### Data section
• • • •
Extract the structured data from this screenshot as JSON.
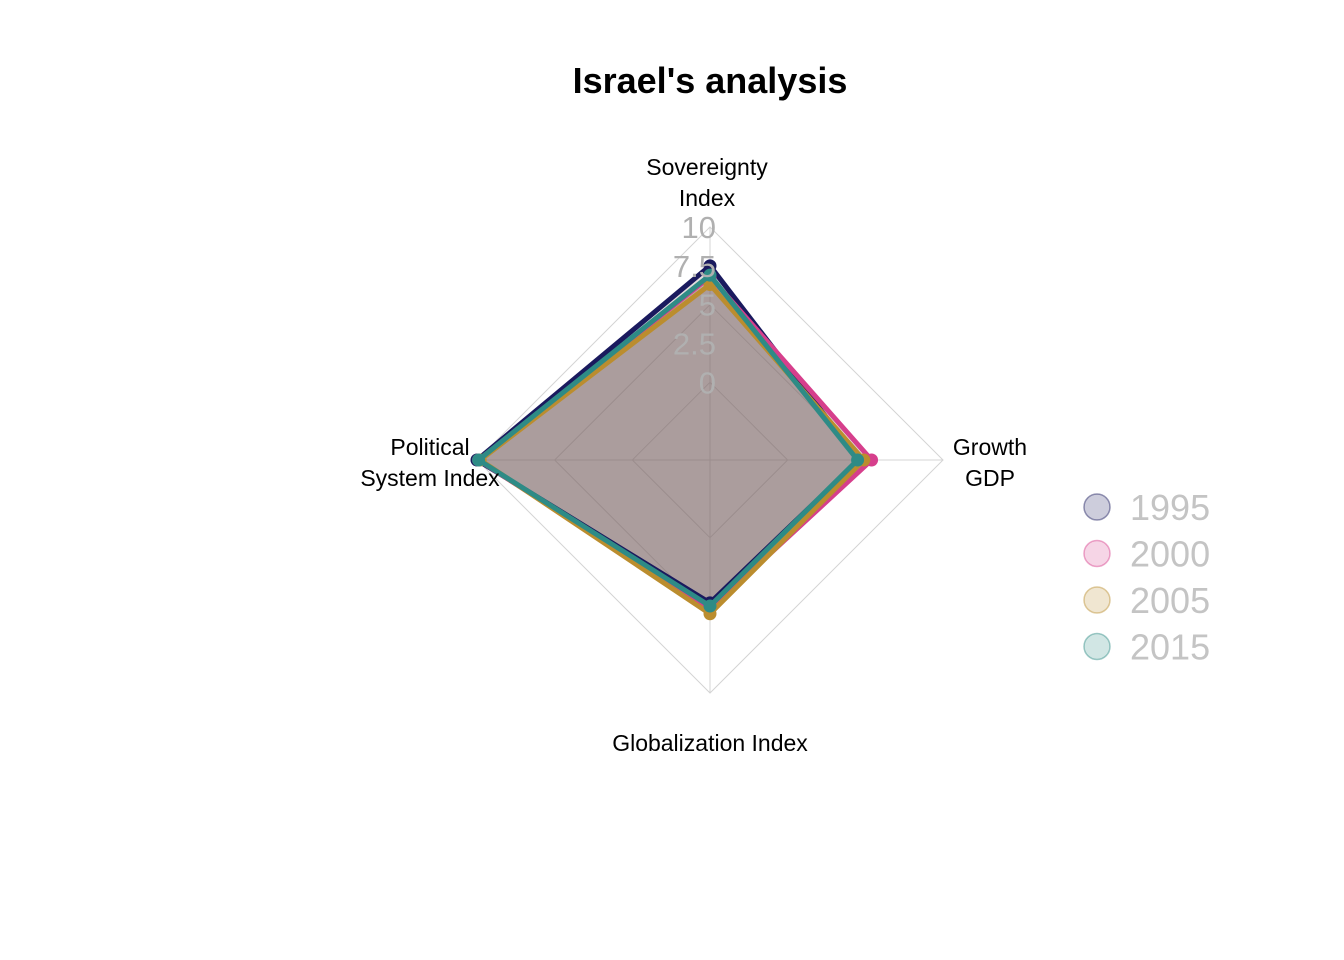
{
  "chart_data": {
    "type": "radar",
    "title": "Israel's analysis",
    "axes": [
      {
        "label_lines": [
          "Sovereignty",
          "Index"
        ]
      },
      {
        "label_lines": [
          "Growth",
          "GDP"
        ]
      },
      {
        "label_lines": [
          "Globalization Index"
        ]
      },
      {
        "label_lines": [
          "Political",
          "System Index"
        ]
      }
    ],
    "radial_ticks": [
      "0",
      "2.5",
      "5",
      "7.5",
      "10"
    ],
    "rlim": [
      -5,
      10
    ],
    "grid": true,
    "legend_position": "right",
    "fill_color": "#7a6565",
    "fill_opacity": 0.6,
    "series": [
      {
        "name": "1995",
        "color": "#1a1a5e",
        "values": [
          7.5,
          4.6,
          4.2,
          10.0
        ]
      },
      {
        "name": "2000",
        "color": "#d63f8c",
        "values": [
          6.8,
          5.4,
          4.6,
          9.9
        ]
      },
      {
        "name": "2005",
        "color": "#bb8d2e",
        "values": [
          6.3,
          4.9,
          4.9,
          9.8
        ]
      },
      {
        "name": "2015",
        "color": "#2e8b86",
        "values": [
          6.9,
          4.5,
          4.4,
          9.9
        ]
      }
    ]
  }
}
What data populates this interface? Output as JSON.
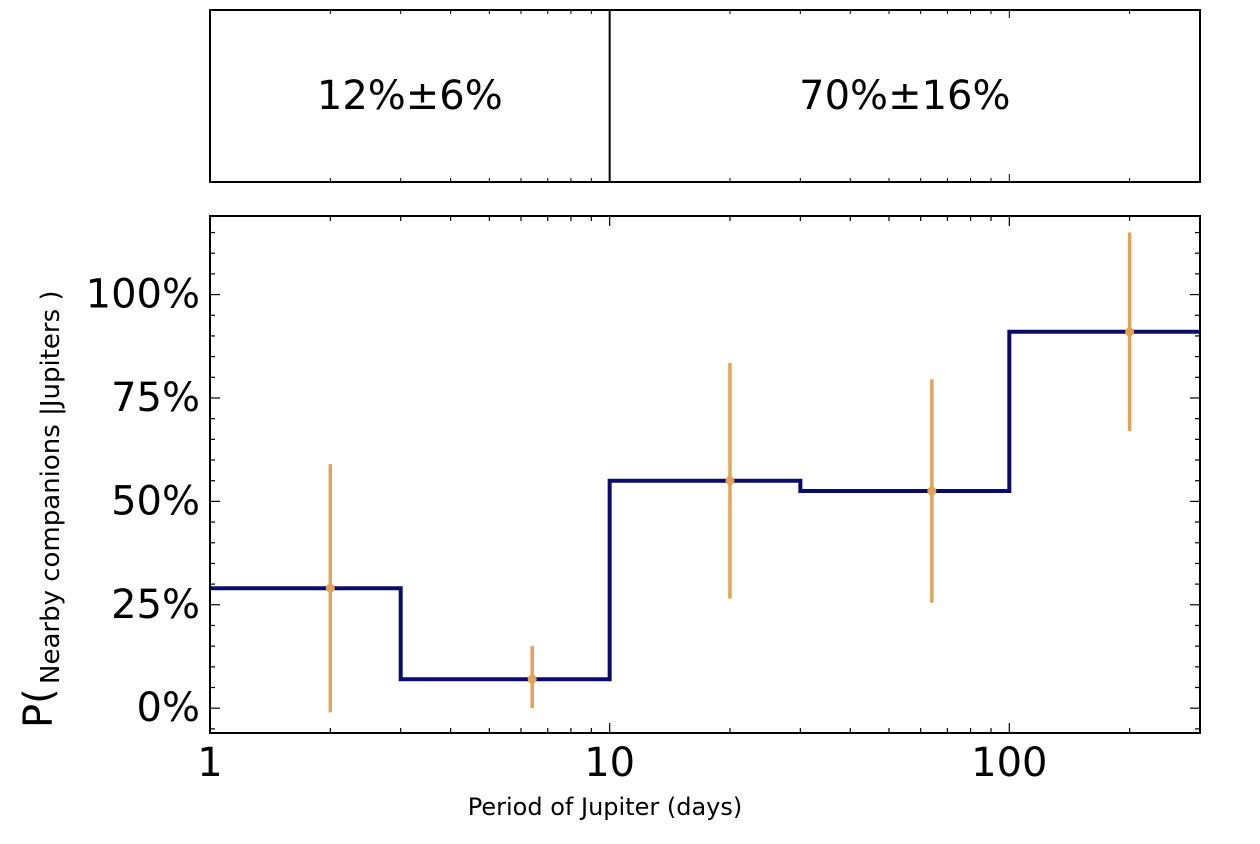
• • • •
Report the number of lines above that contain the word "name", and only that number.

### Correct output
4